>> BEGIN
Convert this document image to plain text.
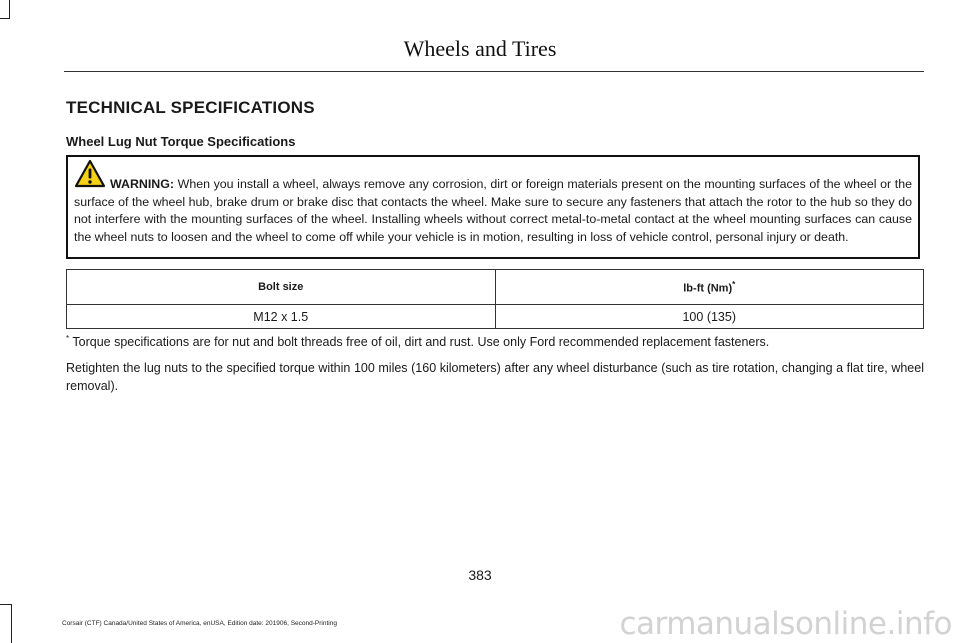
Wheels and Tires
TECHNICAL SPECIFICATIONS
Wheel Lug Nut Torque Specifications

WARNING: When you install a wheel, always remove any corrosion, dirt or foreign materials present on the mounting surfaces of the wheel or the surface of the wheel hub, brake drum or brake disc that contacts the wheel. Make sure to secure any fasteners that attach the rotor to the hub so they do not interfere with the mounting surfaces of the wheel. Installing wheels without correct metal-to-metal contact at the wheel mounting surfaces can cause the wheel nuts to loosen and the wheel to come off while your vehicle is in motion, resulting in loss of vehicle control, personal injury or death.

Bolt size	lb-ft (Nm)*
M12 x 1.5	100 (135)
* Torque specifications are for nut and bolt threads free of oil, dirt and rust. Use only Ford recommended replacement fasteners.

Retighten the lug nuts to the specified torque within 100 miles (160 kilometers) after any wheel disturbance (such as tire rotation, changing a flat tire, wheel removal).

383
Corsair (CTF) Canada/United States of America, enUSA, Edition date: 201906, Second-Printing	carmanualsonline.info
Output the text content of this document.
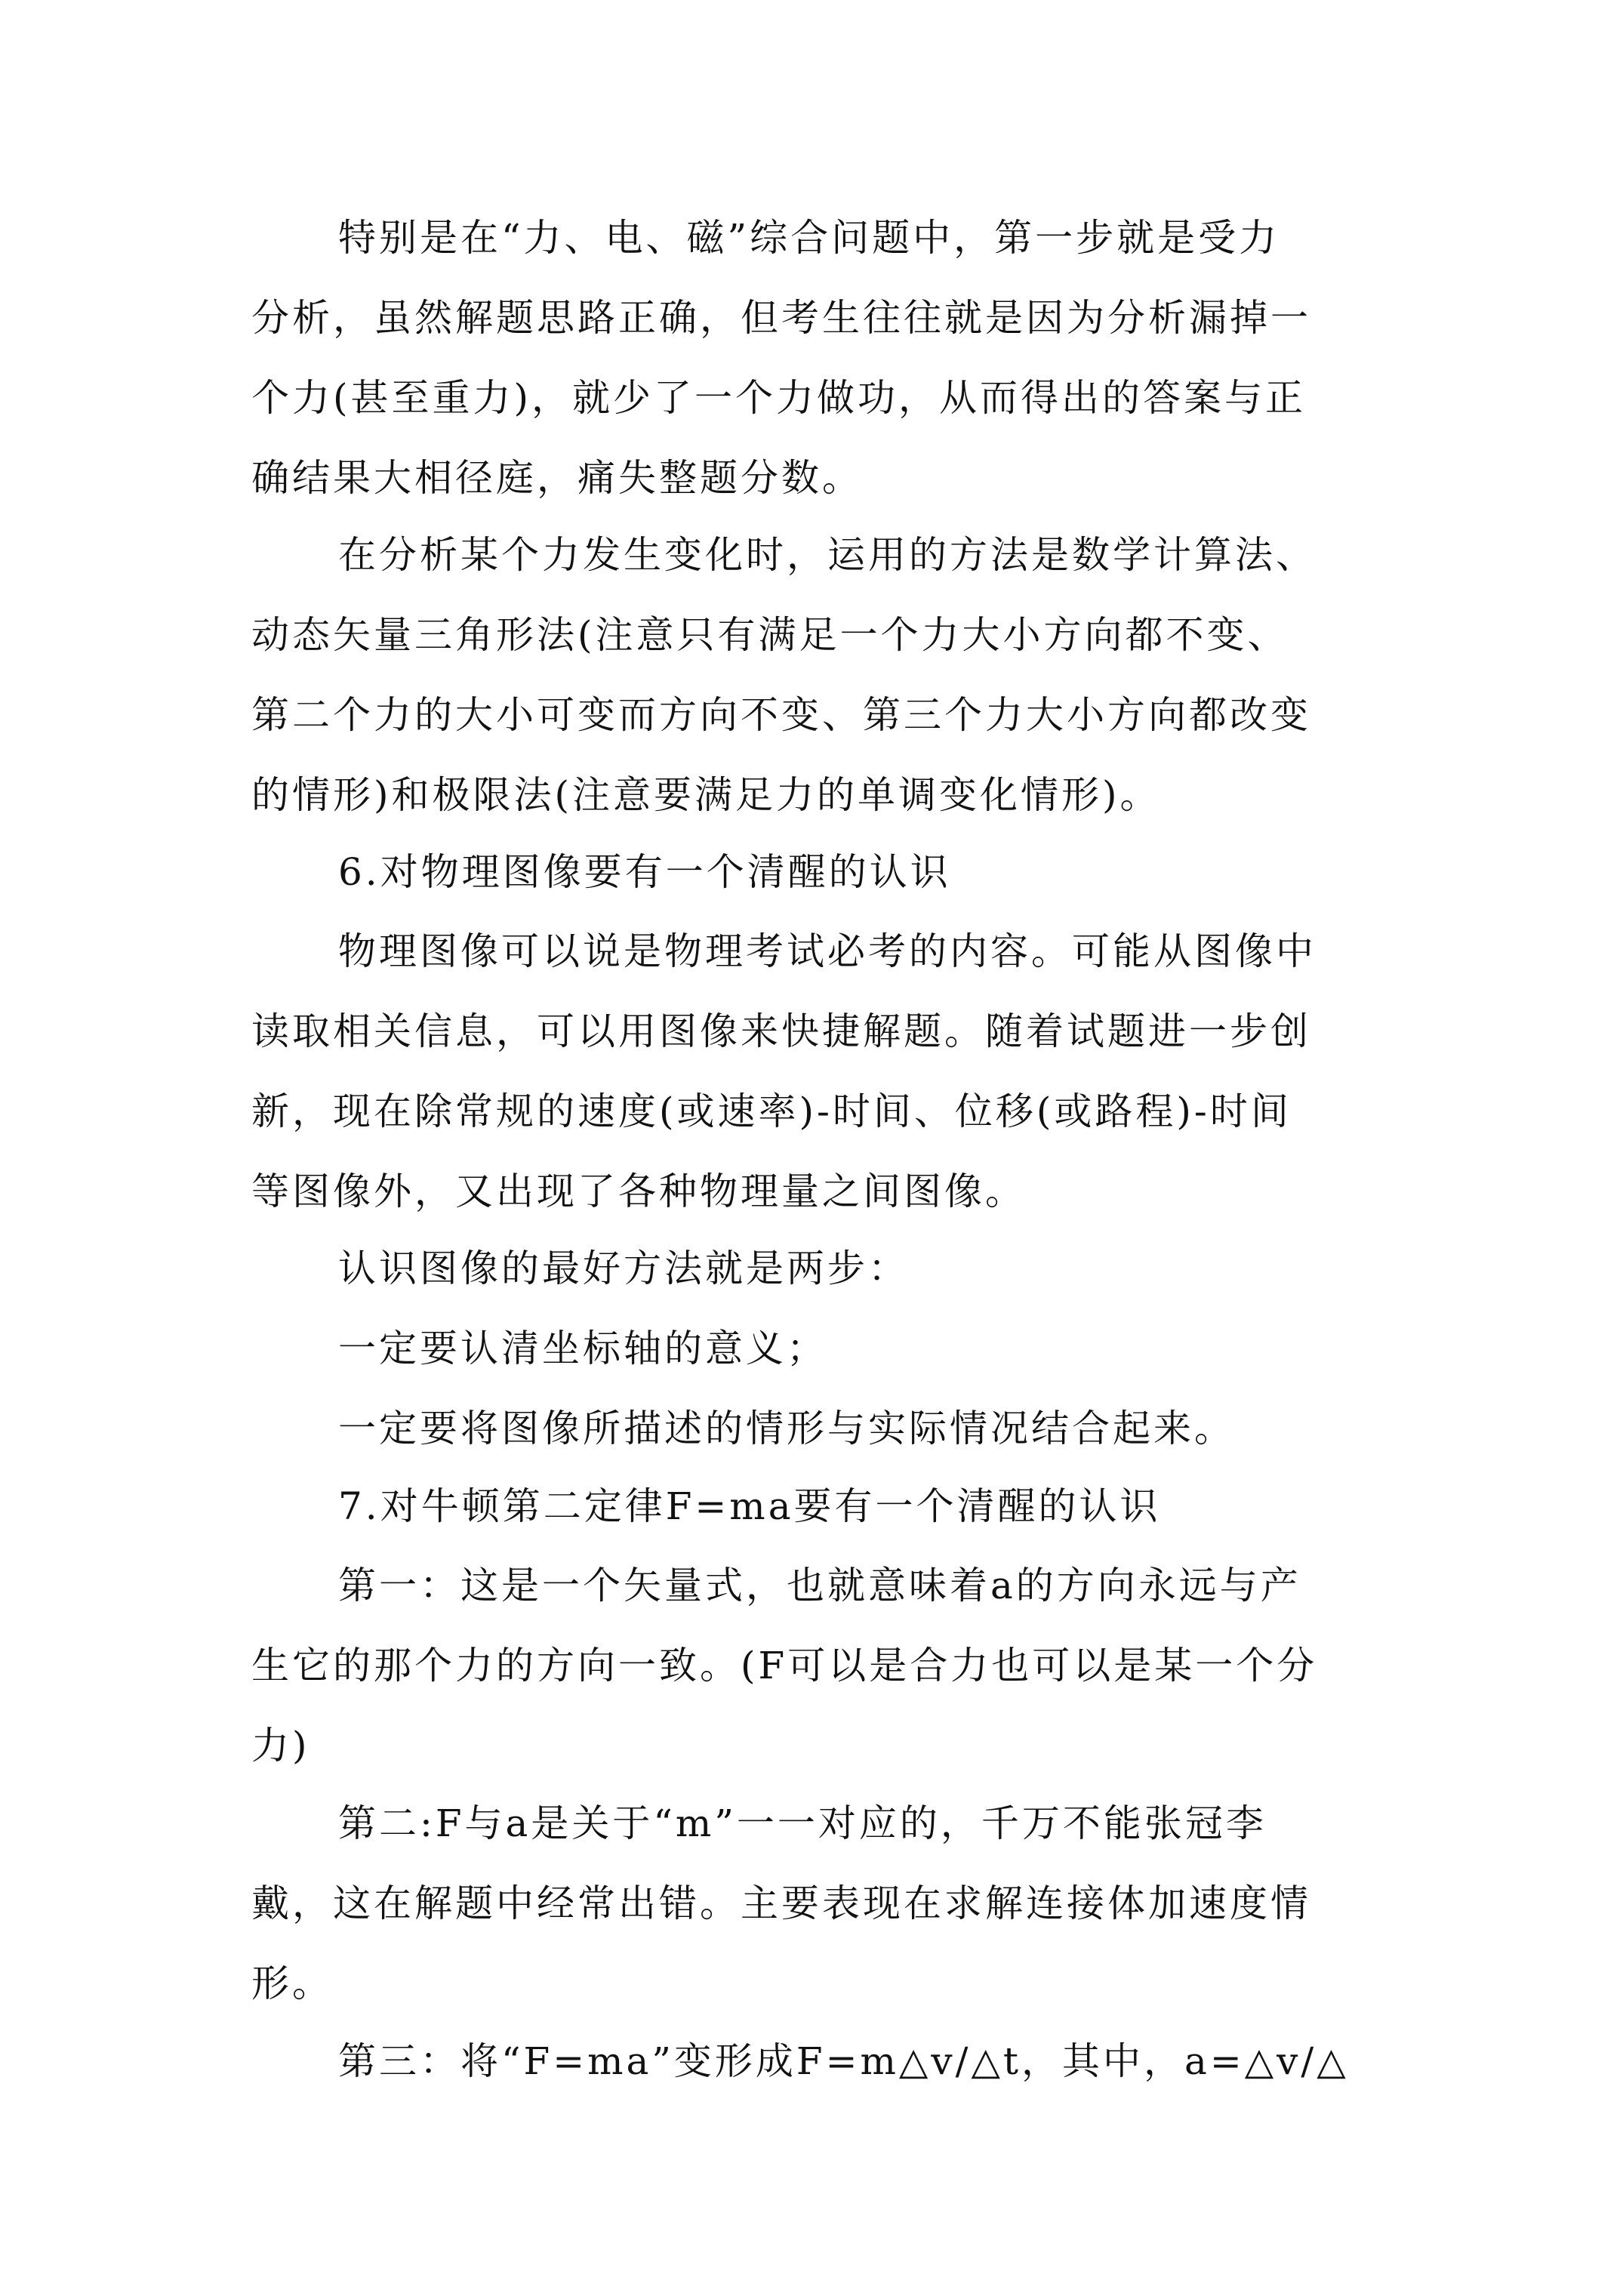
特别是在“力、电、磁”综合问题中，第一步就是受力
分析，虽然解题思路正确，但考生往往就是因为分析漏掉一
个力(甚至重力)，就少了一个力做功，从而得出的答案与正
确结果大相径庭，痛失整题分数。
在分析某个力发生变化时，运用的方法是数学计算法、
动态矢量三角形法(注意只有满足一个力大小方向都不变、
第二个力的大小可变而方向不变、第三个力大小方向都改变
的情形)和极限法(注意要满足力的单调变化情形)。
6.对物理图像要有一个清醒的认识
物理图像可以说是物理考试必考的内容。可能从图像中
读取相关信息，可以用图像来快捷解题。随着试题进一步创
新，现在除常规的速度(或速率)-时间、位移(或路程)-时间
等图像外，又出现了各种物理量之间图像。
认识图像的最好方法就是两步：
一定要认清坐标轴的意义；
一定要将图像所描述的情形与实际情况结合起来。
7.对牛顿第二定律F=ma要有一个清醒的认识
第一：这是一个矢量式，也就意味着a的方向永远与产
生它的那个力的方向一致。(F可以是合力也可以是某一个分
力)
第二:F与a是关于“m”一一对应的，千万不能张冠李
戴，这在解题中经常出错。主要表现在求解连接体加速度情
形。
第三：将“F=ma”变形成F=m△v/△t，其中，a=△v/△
>> END
>> BEGIN
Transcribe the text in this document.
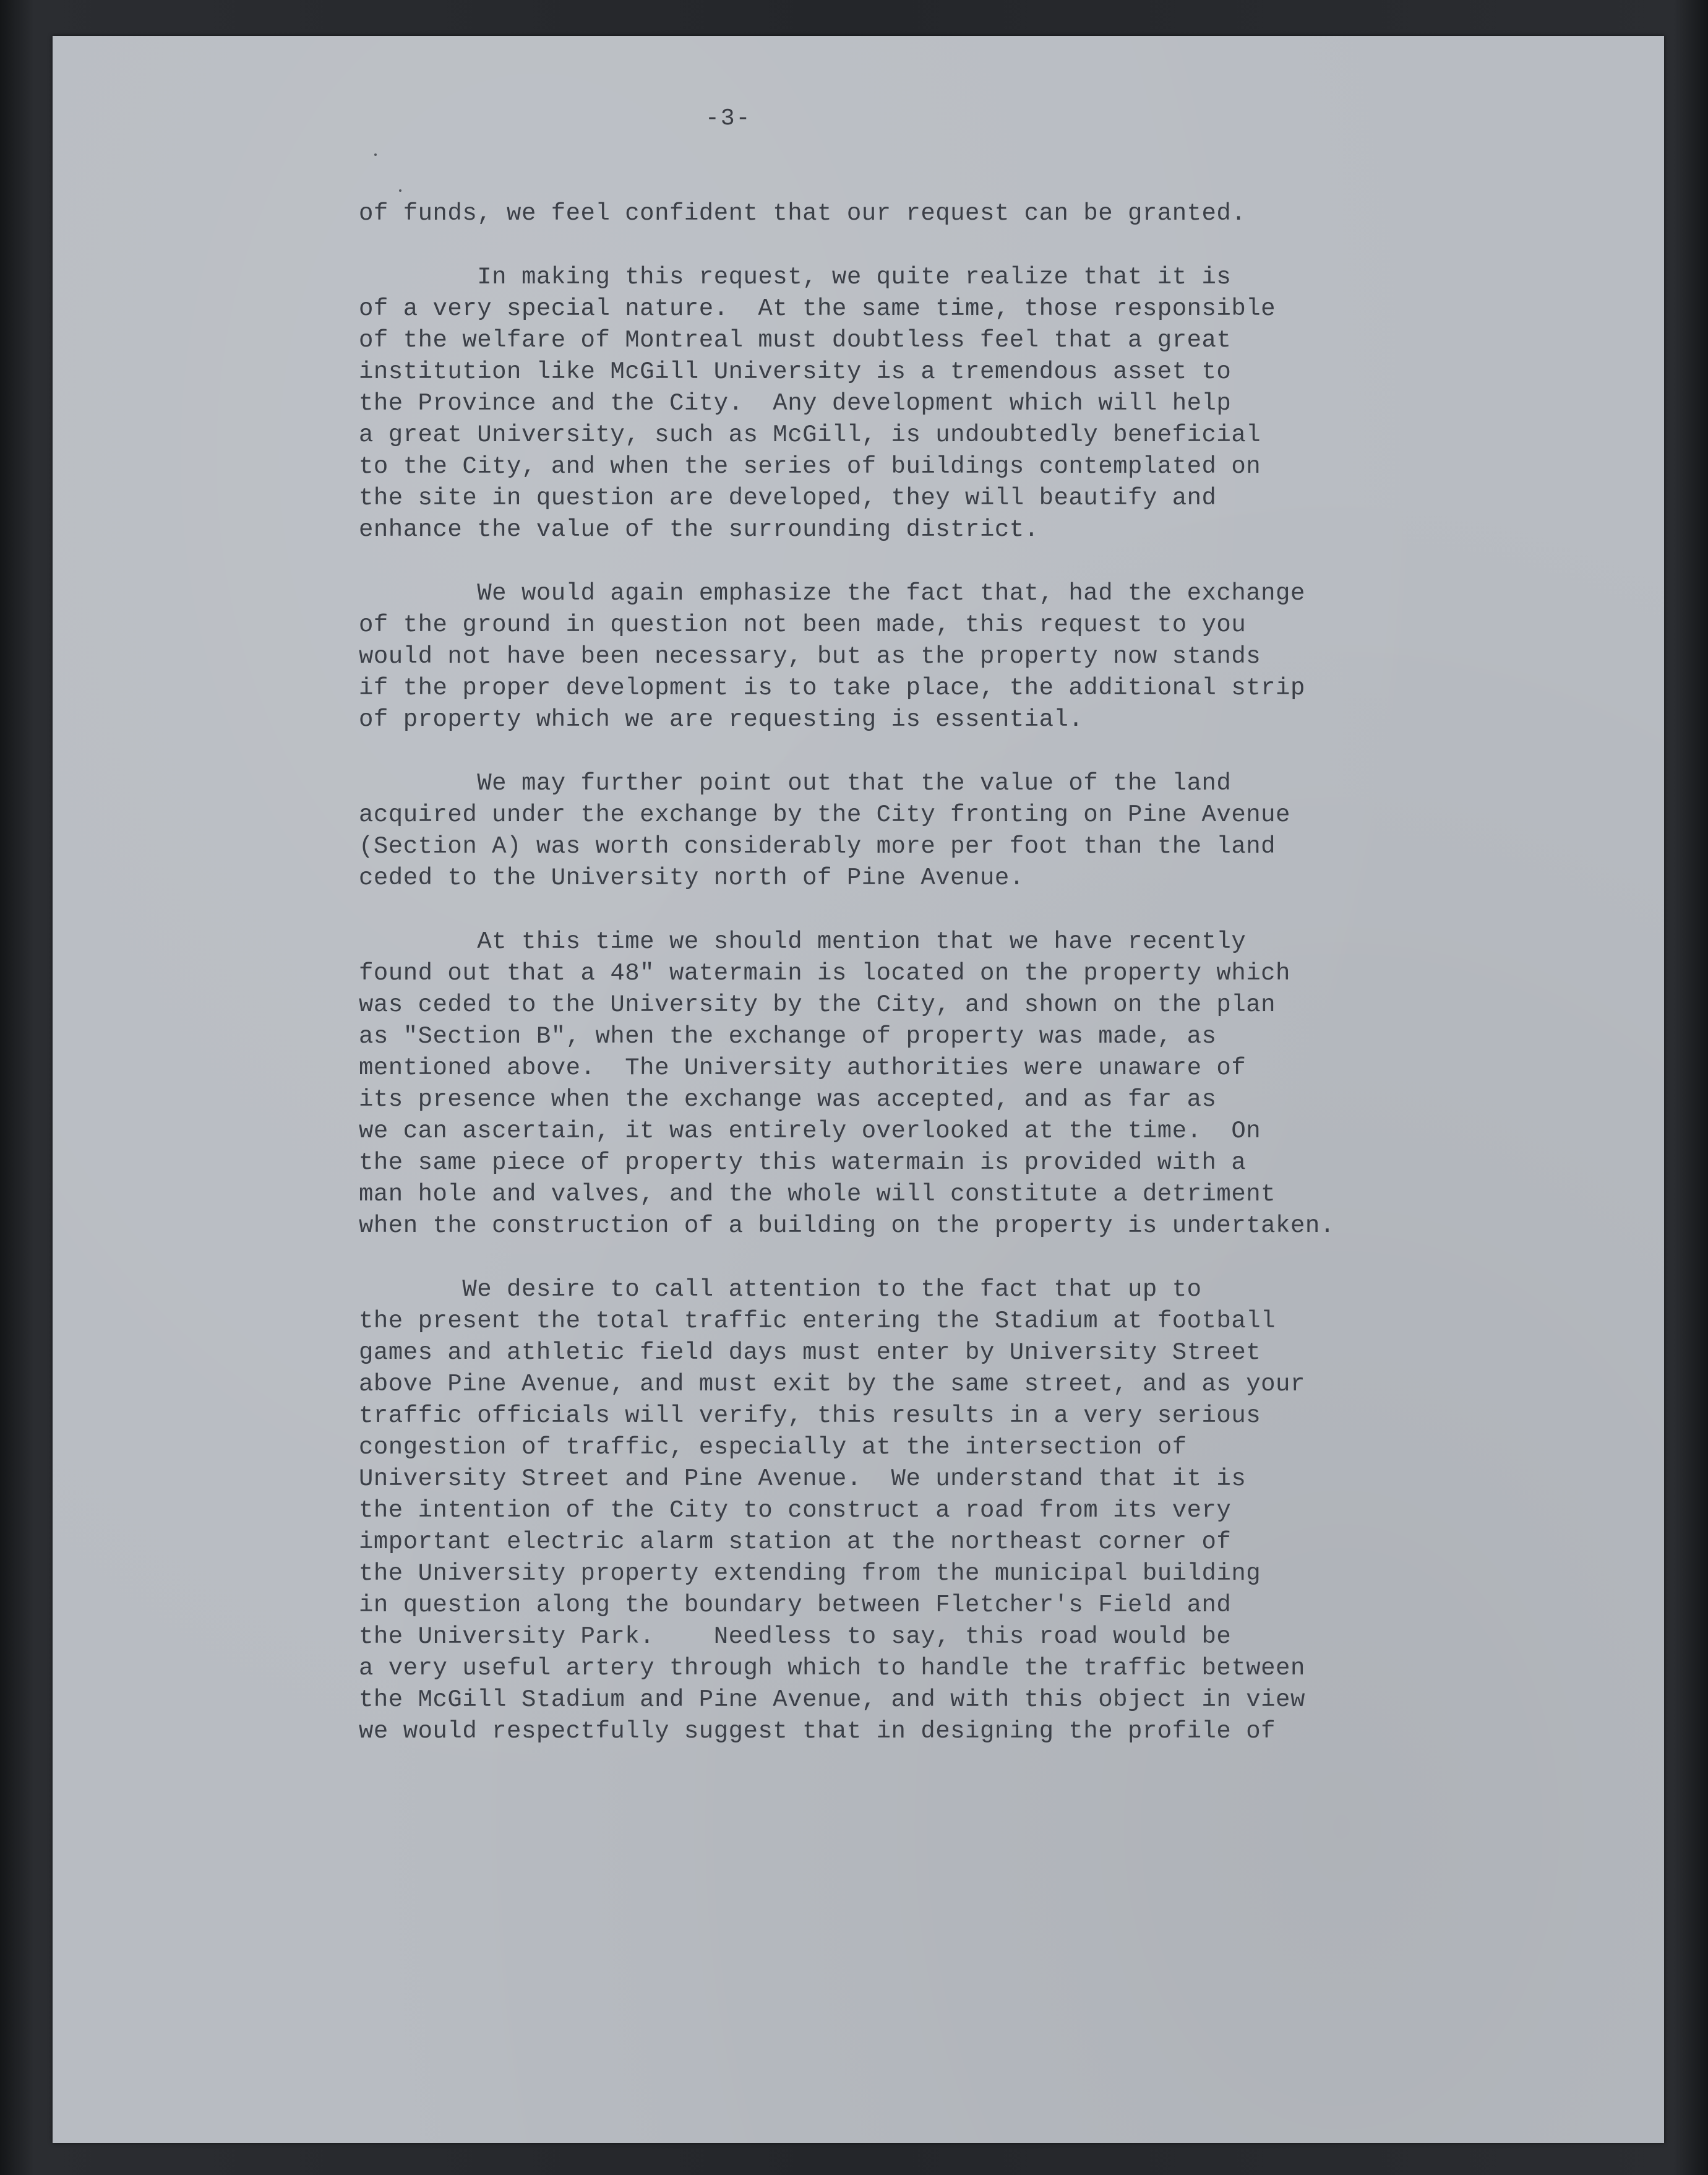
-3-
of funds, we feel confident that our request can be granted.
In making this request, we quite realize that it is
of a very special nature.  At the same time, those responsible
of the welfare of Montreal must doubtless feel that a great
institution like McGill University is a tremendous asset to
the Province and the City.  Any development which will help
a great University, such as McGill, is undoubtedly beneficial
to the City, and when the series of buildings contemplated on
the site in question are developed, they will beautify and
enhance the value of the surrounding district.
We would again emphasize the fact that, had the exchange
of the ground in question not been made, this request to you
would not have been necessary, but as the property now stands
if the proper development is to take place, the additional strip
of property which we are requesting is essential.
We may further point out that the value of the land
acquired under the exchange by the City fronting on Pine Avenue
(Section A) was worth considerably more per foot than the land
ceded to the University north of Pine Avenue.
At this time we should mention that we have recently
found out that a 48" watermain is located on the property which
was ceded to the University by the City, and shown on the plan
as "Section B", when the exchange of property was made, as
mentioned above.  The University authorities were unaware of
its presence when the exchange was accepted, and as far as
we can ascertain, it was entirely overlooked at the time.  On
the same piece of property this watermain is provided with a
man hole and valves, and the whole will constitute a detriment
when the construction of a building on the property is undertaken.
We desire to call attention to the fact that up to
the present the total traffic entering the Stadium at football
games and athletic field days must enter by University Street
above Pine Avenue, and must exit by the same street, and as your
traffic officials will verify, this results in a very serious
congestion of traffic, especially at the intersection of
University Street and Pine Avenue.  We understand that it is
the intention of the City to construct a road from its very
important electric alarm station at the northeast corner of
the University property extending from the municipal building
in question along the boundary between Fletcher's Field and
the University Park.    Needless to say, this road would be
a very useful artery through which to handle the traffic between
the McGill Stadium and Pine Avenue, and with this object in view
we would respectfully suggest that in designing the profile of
>> END
Stated exercise: Which lines hold the word "ceded"? Copy every one of them.

Exercise solution:
ceded to the University north of Pine Avenue.
was ceded to the University by the City, and shown on the plan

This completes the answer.